— START LISTED ENTRIES —

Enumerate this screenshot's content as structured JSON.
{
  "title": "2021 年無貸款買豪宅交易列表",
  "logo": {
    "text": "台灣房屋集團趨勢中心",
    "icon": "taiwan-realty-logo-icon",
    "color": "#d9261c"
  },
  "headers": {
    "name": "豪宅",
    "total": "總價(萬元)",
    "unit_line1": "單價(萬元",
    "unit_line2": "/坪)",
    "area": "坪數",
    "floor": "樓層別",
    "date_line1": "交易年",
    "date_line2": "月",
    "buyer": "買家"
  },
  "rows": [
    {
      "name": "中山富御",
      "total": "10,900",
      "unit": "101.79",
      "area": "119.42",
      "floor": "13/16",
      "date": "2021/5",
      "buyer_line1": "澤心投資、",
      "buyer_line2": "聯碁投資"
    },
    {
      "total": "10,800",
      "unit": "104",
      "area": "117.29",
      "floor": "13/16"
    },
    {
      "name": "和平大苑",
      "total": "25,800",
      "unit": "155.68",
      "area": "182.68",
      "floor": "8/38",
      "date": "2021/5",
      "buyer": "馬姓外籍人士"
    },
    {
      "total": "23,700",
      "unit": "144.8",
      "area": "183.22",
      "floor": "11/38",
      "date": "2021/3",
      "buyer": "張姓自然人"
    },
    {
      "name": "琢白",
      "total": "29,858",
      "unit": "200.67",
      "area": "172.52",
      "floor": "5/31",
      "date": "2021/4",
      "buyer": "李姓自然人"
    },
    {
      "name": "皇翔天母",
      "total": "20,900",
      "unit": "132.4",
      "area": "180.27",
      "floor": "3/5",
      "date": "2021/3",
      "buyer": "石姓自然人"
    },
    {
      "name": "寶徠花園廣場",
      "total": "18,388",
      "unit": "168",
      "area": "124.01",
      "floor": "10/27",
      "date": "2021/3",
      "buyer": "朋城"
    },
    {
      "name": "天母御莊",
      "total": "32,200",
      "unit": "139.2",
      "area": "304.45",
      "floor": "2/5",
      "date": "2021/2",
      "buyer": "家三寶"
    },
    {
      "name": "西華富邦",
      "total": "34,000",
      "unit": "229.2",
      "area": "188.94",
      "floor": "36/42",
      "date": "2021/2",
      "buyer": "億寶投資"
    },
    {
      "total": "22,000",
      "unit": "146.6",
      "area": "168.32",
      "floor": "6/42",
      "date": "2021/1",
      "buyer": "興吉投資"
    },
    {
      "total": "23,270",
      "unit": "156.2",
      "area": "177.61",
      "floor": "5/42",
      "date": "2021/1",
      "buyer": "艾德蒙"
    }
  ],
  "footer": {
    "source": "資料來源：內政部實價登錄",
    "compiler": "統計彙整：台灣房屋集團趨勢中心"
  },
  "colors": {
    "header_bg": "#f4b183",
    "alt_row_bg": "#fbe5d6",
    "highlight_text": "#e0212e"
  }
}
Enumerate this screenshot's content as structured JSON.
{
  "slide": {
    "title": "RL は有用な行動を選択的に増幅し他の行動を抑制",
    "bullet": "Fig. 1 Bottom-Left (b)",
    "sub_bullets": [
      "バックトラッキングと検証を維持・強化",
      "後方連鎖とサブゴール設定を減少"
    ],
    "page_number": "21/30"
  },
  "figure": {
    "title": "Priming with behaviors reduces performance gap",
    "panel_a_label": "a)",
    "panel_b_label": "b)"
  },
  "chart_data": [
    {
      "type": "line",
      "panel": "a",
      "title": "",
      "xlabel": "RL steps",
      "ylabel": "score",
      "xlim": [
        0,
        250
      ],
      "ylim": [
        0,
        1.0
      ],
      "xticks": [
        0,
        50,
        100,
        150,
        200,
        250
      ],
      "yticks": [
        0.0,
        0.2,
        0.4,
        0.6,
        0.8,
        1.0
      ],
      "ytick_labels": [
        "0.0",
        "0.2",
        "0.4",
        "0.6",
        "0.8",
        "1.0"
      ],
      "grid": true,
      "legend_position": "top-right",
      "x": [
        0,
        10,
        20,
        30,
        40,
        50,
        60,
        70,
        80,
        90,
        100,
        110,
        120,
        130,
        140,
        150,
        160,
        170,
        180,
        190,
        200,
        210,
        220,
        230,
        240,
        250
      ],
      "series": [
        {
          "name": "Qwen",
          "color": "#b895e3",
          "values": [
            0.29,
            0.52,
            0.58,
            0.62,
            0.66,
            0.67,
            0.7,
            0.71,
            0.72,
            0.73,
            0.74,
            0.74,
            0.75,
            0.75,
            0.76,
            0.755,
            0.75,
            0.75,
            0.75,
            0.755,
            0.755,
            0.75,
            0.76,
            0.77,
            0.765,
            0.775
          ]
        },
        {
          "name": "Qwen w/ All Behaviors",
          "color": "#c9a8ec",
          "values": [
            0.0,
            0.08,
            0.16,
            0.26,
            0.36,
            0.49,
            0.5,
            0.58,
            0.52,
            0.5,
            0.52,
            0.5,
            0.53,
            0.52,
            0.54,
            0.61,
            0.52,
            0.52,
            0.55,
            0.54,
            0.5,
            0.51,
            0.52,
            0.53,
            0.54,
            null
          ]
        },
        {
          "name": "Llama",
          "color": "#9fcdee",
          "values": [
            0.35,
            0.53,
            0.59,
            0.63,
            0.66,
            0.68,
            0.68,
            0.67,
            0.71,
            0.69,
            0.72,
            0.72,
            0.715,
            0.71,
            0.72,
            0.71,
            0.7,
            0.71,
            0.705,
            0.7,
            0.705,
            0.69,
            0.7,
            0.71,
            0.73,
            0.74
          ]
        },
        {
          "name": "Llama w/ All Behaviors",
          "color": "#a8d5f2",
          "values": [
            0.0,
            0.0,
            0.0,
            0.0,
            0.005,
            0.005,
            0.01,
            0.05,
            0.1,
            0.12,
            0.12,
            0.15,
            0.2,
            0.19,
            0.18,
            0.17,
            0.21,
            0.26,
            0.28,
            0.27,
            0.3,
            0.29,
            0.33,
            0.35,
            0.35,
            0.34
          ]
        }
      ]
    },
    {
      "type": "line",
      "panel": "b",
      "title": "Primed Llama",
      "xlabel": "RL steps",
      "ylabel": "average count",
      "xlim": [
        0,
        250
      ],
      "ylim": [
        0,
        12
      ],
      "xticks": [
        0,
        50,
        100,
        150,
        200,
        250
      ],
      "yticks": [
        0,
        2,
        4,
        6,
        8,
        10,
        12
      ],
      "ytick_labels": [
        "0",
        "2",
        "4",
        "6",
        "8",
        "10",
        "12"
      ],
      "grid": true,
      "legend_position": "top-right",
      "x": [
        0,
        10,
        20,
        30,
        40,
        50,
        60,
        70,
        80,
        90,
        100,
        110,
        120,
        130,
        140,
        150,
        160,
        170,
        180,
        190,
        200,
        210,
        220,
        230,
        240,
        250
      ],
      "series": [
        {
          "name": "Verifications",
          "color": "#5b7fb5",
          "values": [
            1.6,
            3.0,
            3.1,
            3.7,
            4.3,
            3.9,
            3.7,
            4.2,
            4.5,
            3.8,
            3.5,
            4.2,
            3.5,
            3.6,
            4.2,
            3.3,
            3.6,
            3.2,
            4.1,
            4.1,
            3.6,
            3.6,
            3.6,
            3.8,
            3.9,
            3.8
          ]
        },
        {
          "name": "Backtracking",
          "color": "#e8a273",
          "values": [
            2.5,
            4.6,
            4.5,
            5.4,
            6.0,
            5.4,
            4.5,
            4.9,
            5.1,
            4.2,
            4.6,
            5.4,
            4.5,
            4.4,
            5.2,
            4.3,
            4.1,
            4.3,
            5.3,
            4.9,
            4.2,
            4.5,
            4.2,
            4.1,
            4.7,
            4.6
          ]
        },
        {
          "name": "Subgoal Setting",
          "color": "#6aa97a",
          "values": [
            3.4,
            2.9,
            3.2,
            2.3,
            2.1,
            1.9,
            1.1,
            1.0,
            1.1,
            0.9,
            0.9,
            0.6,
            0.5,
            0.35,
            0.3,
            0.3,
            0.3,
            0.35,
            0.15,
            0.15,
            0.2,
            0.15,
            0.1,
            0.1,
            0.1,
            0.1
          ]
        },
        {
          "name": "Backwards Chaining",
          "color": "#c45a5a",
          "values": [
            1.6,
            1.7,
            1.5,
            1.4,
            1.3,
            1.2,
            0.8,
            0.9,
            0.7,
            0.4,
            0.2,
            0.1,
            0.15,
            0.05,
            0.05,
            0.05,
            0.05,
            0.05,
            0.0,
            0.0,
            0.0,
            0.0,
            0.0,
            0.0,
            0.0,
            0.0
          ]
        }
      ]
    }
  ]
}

— END LISTED ENTRIES —

■ INSTRUCTION ■
Find each line in the records holding the string "title" and show it.

■ RIGHT ANSWER ■
  "title": "2021 年無貸款買豪宅交易列表",
    "title": "RL は有用な行動を選択的に増幅し他の行動を抑制",
    "title": "Priming with behaviors reduces performance gap",
      "title": "",
      "title": "Primed Llama",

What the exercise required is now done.